Your task is to output the data exactly as it stands.

START

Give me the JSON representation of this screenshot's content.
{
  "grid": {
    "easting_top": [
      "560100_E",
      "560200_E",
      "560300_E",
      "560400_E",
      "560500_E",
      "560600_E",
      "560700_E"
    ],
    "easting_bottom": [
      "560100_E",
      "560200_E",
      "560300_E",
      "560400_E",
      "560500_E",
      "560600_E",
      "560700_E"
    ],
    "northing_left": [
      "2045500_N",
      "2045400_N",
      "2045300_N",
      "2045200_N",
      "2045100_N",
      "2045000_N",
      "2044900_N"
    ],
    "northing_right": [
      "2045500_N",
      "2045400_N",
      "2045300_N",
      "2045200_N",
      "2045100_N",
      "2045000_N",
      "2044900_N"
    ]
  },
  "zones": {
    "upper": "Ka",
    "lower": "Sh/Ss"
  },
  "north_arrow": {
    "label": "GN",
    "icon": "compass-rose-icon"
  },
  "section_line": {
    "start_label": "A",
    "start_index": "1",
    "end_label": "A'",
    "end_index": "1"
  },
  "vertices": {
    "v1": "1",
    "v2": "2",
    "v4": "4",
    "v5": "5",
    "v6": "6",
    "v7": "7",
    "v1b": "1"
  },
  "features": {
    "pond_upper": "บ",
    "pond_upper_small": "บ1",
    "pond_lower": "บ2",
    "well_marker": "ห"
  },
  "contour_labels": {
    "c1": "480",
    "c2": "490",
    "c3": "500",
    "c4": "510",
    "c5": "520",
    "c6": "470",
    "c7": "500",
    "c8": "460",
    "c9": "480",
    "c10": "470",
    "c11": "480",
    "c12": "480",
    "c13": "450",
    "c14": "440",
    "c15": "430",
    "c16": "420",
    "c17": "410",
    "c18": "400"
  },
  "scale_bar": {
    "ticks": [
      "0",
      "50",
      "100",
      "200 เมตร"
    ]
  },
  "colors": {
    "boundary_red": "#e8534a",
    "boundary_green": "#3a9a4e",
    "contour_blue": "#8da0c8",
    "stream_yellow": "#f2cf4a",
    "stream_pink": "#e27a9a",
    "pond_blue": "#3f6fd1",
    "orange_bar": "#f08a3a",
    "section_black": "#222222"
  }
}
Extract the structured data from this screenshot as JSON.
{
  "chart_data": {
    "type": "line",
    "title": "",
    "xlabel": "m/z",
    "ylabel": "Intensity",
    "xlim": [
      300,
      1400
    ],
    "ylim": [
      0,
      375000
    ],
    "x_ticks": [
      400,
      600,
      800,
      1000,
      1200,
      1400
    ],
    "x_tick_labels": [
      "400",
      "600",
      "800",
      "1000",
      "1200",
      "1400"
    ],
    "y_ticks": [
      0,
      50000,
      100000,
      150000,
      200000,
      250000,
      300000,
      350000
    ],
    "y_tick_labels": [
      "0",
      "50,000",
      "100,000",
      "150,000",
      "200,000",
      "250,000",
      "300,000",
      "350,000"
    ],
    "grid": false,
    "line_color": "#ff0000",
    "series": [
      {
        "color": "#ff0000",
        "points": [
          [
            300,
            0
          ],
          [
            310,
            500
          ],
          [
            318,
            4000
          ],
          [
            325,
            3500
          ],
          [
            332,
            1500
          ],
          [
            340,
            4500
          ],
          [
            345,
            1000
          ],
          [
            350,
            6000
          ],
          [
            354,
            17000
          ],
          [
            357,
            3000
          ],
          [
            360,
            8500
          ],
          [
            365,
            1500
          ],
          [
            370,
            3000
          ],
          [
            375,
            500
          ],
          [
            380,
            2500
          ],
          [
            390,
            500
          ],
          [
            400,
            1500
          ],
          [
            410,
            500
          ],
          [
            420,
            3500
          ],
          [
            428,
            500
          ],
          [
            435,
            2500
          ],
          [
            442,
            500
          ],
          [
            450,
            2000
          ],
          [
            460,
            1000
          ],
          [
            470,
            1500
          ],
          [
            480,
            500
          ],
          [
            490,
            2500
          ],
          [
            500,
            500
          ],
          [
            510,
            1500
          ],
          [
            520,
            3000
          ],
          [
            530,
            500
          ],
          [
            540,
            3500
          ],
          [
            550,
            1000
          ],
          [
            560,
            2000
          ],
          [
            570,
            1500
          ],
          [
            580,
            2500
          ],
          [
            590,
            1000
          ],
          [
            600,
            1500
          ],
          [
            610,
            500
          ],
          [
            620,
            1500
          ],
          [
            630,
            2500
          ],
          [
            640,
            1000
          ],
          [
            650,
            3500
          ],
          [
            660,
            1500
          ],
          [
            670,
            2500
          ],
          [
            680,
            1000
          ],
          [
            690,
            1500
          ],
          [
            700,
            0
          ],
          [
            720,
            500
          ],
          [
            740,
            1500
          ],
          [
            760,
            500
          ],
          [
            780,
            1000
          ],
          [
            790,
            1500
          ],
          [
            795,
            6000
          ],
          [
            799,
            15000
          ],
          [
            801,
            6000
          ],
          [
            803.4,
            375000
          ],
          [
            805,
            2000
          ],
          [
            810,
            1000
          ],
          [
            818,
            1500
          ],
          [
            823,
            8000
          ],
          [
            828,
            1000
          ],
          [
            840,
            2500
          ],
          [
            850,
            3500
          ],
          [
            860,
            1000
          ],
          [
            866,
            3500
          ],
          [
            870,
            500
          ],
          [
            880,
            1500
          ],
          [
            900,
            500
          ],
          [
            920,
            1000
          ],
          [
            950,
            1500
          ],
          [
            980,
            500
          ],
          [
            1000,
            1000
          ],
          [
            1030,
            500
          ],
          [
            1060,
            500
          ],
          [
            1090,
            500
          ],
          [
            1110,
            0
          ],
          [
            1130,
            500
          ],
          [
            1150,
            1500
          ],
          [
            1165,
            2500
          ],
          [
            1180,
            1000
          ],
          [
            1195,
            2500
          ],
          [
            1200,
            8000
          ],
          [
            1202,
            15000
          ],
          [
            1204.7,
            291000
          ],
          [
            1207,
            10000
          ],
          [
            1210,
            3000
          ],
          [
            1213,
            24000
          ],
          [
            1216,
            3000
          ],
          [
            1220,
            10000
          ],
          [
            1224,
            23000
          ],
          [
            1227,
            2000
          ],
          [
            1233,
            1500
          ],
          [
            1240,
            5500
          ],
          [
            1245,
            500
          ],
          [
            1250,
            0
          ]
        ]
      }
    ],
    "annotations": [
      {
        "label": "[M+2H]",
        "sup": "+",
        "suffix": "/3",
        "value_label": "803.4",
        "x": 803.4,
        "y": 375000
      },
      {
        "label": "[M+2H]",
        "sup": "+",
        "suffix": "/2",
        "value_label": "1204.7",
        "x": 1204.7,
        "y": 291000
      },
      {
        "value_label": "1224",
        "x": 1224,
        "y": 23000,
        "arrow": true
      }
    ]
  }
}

END

§ **EXERCISE RESULT**
Give me the JSON representation of this screenshot's content.
{
  "grid": {
    "easting_top": [
      "560100_E",
      "560200_E",
      "560300_E",
      "560400_E",
      "560500_E",
      "560600_E",
      "560700_E"
    ],
    "easting_bottom": [
      "560100_E",
      "560200_E",
      "560300_E",
      "560400_E",
      "560500_E",
      "560600_E",
      "560700_E"
    ],
    "northing_left": [
      "2045500_N",
      "2045400_N",
      "2045300_N",
      "2045200_N",
      "2045100_N",
      "2045000_N",
      "2044900_N"
    ],
    "northing_right": [
      "2045500_N",
      "2045400_N",
      "2045300_N",
      "2045200_N",
      "2045100_N",
      "2045000_N",
      "2044900_N"
    ]
  },
  "zones": {
    "upper": "Ka",
    "lower": "Sh/Ss"
  },
  "north_arrow": {
    "label": "GN",
    "icon": "compass-rose-icon"
  },
  "section_line": {
    "start_label": "A",
    "start_index": "1",
    "end_label": "A'",
    "end_index": "1"
  },
  "vertices": {
    "v1": "1",
    "v2": "2",
    "v4": "4",
    "v5": "5",
    "v6": "6",
    "v7": "7",
    "v1b": "1"
  },
  "features": {
    "pond_upper": "บ",
    "pond_upper_small": "บ1",
    "pond_lower": "บ2",
    "well_marker": "ห"
  },
  "contour_labels": {
    "c1": "480",
    "c2": "490",
    "c3": "500",
    "c4": "510",
    "c5": "520",
    "c6": "470",
    "c7": "500",
    "c8": "460",
    "c9": "480",
    "c10": "470",
    "c11": "480",
    "c12": "480",
    "c13": "450",
    "c14": "440",
    "c15": "430",
    "c16": "420",
    "c17": "410",
    "c18": "400"
  },
  "scale_bar": {
    "ticks": [
      "0",
      "50",
      "100",
      "200 เมตร"
    ]
  },
  "colors": {
    "boundary_red": "#e8534a",
    "boundary_green": "#3a9a4e",
    "contour_blue": "#8da0c8",
    "stream_yellow": "#f2cf4a",
    "stream_pink": "#e27a9a",
    "pond_blue": "#3f6fd1",
    "orange_bar": "#f08a3a",
    "section_black": "#222222"
  }
}
Extract the structured data from this screenshot as JSON.
{
  "chart_data": {
    "type": "line",
    "title": "",
    "xlabel": "m/z",
    "ylabel": "Intensity",
    "xlim": [
      300,
      1400
    ],
    "ylim": [
      0,
      375000
    ],
    "x_ticks": [
      400,
      600,
      800,
      1000,
      1200,
      1400
    ],
    "x_tick_labels": [
      "400",
      "600",
      "800",
      "1000",
      "1200",
      "1400"
    ],
    "y_ticks": [
      0,
      50000,
      100000,
      150000,
      200000,
      250000,
      300000,
      350000
    ],
    "y_tick_labels": [
      "0",
      "50,000",
      "100,000",
      "150,000",
      "200,000",
      "250,000",
      "300,000",
      "350,000"
    ],
    "grid": false,
    "line_color": "#ff0000",
    "series": [
      {
        "color": "#ff0000",
        "points": [
          [
            300,
            0
          ],
          [
            310,
            500
          ],
          [
            318,
            4000
          ],
          [
            325,
            3500
          ],
          [
            332,
            1500
          ],
          [
            340,
            4500
          ],
          [
            345,
            1000
          ],
          [
            350,
            6000
          ],
          [
            354,
            17000
          ],
          [
            357,
            3000
          ],
          [
            360,
            8500
          ],
          [
            365,
            1500
          ],
          [
            370,
            3000
          ],
          [
            375,
            500
          ],
          [
            380,
            2500
          ],
          [
            390,
            500
          ],
          [
            400,
            1500
          ],
          [
            410,
            500
          ],
          [
            420,
            3500
          ],
          [
            428,
            500
          ],
          [
            435,
            2500
          ],
          [
            442,
            500
          ],
          [
            450,
            2000
          ],
          [
            460,
            1000
          ],
          [
            470,
            1500
          ],
          [
            480,
            500
          ],
          [
            490,
            2500
          ],
          [
            500,
            500
          ],
          [
            510,
            1500
          ],
          [
            520,
            3000
          ],
          [
            530,
            500
          ],
          [
            540,
            3500
          ],
          [
            550,
            1000
          ],
          [
            560,
            2000
          ],
          [
            570,
            1500
          ],
          [
            580,
            2500
          ],
          [
            590,
            1000
          ],
          [
            600,
            1500
          ],
          [
            610,
            500
          ],
          [
            620,
            1500
          ],
          [
            630,
            2500
          ],
          [
            640,
            1000
          ],
          [
            650,
            3500
          ],
          [
            660,
            1500
          ],
          [
            670,
            2500
          ],
          [
            680,
            1000
          ],
          [
            690,
            1500
          ],
          [
            700,
            0
          ],
          [
            720,
            500
          ],
          [
            740,
            1500
          ],
          [
            760,
            500
          ],
          [
            780,
            1000
          ],
          [
            790,
            1500
          ],
          [
            795,
            6000
          ],
          [
            799,
            15000
          ],
          [
            801,
            6000
          ],
          [
            803.4,
            375000
          ],
          [
            805,
            2000
          ],
          [
            810,
            1000
          ],
          [
            818,
            1500
          ],
          [
            823,
            8000
          ],
          [
            828,
            1000
          ],
          [
            840,
            2500
          ],
          [
            850,
            3500
          ],
          [
            860,
            1000
          ],
          [
            866,
            3500
          ],
          [
            870,
            500
          ],
          [
            880,
            1500
          ],
          [
            900,
            500
          ],
          [
            920,
            1000
          ],
          [
            950,
            1500
          ],
          [
            980,
            500
          ],
          [
            1000,
            1000
          ],
          [
            1030,
            500
          ],
          [
            1060,
            500
          ],
          [
            1090,
            500
          ],
          [
            1110,
            0
          ],
          [
            1130,
            500
          ],
          [
            1150,
            1500
          ],
          [
            1165,
            2500
          ],
          [
            1180,
            1000
          ],
          [
            1195,
            2500
          ],
          [
            1200,
            8000
          ],
          [
            1202,
            15000
          ],
          [
            1204.7,
            291000
          ],
          [
            1207,
            10000
          ],
          [
            1210,
            3000
          ],
          [
            1213,
            24000
          ],
          [
            1216,
            3000
          ],
          [
            1220,
            10000
          ],
          [
            1224,
            23000
          ],
          [
            1227,
            2000
          ],
          [
            1233,
            1500
          ],
          [
            1240,
            5500
          ],
          [
            1245,
            500
          ],
          [
            1250,
            0
          ]
        ]
      }
    ],
    "annotations": [
      {
        "label": "[M+2H]",
        "sup": "+",
        "suffix": "/3",
        "value_label": "803.4",
        "x": 803.4,
        "y": 375000
      },
      {
        "label": "[M+2H]",
        "sup": "+",
        "suffix": "/2",
        "value_label": "1204.7",
        "x": 1204.7,
        "y": 291000
      },
      {
        "value_label": "1224",
        "x": 1224,
        "y": 23000,
        "arrow": true
      }
    ]
  }
}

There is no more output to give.